Using the listing below, report all lines holding the word "Athènes".

DATA LINES:
━━━━

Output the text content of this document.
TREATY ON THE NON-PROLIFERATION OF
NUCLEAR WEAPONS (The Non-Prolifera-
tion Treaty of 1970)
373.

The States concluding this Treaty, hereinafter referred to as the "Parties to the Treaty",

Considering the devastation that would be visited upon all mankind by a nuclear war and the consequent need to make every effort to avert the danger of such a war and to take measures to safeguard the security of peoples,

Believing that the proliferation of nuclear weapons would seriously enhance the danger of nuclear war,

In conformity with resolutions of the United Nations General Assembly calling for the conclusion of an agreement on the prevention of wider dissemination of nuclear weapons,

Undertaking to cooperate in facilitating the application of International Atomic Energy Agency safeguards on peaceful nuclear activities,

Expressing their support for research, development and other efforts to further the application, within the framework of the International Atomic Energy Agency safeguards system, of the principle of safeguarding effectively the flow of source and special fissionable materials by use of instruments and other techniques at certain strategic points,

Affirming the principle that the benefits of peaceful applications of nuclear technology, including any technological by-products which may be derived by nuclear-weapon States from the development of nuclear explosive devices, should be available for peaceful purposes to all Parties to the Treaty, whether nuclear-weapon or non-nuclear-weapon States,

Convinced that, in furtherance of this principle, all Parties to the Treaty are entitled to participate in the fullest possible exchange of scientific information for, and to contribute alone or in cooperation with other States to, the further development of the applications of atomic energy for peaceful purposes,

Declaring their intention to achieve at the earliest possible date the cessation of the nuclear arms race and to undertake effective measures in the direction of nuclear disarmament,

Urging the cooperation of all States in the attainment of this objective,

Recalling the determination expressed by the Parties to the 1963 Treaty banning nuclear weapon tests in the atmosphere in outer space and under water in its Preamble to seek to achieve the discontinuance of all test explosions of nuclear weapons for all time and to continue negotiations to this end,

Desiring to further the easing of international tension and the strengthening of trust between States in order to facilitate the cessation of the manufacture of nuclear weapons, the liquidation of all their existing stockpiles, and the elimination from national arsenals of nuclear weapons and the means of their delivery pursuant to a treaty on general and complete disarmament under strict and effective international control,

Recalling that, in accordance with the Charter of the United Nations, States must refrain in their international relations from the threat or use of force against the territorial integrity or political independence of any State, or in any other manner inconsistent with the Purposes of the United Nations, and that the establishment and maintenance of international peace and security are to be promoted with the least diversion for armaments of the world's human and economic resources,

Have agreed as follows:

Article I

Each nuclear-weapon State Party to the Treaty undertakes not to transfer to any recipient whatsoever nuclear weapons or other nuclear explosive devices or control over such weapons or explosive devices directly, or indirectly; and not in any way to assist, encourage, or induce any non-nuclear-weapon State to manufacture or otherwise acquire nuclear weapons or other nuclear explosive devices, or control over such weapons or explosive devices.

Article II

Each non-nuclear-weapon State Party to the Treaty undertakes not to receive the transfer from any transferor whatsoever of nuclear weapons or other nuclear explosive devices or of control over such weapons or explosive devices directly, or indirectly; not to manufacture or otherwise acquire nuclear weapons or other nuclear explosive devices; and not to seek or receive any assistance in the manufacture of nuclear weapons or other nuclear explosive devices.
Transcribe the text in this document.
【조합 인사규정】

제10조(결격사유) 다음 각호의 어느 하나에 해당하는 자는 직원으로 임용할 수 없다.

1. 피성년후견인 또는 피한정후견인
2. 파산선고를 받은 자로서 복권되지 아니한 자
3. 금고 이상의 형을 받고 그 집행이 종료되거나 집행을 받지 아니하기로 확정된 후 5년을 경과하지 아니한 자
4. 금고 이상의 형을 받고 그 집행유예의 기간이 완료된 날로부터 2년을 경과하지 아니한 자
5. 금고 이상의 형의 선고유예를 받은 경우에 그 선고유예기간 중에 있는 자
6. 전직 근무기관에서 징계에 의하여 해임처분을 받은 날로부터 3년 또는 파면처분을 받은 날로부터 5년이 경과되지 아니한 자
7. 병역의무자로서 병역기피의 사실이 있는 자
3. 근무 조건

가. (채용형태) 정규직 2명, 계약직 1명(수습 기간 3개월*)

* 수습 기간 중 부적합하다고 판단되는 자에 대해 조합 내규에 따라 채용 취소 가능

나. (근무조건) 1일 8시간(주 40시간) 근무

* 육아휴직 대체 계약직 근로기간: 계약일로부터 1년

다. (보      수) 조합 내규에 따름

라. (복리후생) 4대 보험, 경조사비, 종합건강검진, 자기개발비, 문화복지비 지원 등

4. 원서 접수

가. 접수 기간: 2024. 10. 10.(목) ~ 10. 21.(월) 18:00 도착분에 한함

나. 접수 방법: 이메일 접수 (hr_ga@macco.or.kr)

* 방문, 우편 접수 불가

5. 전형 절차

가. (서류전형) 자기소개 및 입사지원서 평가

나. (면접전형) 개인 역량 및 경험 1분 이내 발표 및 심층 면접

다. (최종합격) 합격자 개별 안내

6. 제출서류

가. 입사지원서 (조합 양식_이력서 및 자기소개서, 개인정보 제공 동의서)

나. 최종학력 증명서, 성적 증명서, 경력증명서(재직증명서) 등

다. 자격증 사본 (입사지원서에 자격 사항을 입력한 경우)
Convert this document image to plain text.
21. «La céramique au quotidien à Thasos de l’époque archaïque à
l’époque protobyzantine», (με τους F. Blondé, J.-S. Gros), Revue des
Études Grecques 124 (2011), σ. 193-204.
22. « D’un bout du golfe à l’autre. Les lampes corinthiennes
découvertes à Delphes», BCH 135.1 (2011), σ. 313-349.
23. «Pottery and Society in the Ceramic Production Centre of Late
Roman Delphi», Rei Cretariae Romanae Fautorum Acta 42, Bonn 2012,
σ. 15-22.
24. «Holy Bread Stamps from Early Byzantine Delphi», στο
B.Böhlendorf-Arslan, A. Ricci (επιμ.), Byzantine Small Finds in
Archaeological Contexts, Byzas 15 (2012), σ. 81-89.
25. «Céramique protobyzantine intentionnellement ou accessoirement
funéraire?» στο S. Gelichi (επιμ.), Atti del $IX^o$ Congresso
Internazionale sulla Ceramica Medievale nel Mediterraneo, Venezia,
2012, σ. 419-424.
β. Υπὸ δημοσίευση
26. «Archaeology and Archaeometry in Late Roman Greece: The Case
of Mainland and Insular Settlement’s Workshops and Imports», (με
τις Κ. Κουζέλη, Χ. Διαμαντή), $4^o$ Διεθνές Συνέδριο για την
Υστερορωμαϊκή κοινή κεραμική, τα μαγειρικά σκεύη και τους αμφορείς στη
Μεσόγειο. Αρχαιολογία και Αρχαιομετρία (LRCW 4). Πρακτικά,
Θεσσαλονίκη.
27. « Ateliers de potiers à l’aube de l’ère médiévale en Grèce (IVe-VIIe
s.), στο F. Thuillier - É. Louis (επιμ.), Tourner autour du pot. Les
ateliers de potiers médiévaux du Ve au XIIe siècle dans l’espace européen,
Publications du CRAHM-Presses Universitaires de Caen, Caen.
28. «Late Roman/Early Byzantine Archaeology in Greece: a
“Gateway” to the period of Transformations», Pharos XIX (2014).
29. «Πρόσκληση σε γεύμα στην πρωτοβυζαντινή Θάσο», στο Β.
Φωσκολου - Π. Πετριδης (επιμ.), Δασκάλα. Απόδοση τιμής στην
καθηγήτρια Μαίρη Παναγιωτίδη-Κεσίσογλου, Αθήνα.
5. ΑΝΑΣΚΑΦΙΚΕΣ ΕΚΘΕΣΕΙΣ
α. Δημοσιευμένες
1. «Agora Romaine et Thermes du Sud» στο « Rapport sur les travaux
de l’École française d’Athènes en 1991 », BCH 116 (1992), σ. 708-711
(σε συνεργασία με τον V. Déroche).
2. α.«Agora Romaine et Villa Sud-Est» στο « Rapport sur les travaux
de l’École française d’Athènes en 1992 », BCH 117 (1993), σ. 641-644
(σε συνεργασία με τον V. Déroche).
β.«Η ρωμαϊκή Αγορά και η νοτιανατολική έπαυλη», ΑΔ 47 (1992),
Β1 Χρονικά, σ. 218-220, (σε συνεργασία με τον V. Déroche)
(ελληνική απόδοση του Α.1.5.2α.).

━━━━

EXERCISE OUTPUT:
de l’École française d’Athènes en 1991 », BCH 116 (1992), σ. 708-711
de l’École française d’Athènes en 1992 », BCH 117 (1993), σ. 641-644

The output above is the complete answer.